**Stated exercise**
Find the lines holding the word "value" and collect them.

**Dataset rows**
....................
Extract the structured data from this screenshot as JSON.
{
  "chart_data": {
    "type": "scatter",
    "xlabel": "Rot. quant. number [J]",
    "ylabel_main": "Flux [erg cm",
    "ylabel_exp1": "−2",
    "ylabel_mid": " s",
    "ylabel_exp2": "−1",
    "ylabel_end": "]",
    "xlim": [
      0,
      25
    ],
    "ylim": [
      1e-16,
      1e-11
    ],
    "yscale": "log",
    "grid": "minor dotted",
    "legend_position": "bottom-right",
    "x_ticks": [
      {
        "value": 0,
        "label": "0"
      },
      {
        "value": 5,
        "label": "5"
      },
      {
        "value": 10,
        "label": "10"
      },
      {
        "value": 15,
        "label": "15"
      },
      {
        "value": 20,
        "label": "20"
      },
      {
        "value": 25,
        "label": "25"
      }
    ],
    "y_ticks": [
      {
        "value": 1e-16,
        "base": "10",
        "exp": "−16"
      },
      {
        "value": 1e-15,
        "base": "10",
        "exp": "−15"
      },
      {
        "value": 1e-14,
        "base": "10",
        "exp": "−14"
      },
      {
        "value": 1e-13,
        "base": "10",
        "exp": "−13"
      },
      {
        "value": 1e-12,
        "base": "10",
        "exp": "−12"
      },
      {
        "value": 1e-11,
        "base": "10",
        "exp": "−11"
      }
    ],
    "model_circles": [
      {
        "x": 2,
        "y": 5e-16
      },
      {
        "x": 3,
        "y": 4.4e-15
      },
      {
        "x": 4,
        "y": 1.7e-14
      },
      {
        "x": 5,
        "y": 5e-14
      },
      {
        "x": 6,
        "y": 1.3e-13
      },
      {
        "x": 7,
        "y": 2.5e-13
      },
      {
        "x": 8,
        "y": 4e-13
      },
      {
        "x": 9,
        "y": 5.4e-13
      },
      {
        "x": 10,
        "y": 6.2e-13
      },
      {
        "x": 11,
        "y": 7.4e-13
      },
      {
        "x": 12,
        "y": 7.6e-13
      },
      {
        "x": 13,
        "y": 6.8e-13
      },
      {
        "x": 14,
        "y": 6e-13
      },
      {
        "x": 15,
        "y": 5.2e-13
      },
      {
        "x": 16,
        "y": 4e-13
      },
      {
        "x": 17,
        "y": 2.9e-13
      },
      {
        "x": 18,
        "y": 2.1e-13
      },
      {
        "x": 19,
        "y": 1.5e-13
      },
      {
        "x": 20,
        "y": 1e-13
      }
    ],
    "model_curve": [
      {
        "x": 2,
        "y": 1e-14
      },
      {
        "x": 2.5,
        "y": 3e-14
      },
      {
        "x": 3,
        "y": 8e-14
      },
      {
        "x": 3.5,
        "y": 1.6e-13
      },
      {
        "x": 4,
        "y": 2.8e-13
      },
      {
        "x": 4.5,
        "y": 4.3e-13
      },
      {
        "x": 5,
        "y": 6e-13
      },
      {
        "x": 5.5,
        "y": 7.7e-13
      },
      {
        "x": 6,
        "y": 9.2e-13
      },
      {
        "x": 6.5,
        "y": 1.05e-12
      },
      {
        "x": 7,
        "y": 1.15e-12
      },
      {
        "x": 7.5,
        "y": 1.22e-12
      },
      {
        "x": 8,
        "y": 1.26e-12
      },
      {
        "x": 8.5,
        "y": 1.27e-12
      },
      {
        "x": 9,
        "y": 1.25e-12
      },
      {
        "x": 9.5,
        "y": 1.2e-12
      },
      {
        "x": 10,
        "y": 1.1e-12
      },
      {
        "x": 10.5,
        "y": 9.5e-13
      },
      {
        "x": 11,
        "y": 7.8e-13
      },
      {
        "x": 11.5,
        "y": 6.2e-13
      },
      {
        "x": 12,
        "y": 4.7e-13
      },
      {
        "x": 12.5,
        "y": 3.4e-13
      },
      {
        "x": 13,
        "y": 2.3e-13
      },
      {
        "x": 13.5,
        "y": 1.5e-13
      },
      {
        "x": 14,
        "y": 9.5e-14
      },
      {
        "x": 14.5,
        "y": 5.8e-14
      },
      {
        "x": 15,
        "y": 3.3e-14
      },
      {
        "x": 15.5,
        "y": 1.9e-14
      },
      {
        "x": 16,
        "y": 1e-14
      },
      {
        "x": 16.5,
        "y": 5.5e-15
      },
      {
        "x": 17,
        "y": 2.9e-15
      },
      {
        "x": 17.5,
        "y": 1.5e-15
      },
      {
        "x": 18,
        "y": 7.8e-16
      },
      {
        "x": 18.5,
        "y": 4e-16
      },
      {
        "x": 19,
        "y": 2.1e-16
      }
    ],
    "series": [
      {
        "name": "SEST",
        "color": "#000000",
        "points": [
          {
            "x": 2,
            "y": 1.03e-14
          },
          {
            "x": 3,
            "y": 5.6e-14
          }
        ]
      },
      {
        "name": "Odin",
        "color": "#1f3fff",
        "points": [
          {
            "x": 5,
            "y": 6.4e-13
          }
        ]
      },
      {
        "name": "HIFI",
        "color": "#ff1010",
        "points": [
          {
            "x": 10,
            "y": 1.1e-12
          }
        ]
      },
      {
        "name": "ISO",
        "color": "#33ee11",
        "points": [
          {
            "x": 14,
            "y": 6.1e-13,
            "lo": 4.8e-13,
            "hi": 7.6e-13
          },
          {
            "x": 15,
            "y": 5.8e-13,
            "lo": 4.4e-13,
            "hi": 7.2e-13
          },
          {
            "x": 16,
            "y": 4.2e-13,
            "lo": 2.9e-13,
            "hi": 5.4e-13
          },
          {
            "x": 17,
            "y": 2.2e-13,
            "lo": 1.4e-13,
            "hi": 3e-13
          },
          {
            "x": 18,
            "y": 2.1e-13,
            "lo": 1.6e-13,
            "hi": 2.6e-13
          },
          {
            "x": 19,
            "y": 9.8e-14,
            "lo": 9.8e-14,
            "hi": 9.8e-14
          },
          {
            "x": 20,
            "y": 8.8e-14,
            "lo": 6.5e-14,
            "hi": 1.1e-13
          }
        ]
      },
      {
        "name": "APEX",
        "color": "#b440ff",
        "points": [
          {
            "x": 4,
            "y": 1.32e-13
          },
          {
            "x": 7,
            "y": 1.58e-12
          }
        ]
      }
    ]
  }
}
....................
**Written reply**
        "value": 0,
        "value": 5,
        "value": 10,
        "value": 15,
        "value": 20,
        "value": 25,
        "value": 1e-16,
        "value": 1e-15,
        "value": 1e-14,
        "value": 1e-13,
        "value": 1e-12,
        "value": 1e-11,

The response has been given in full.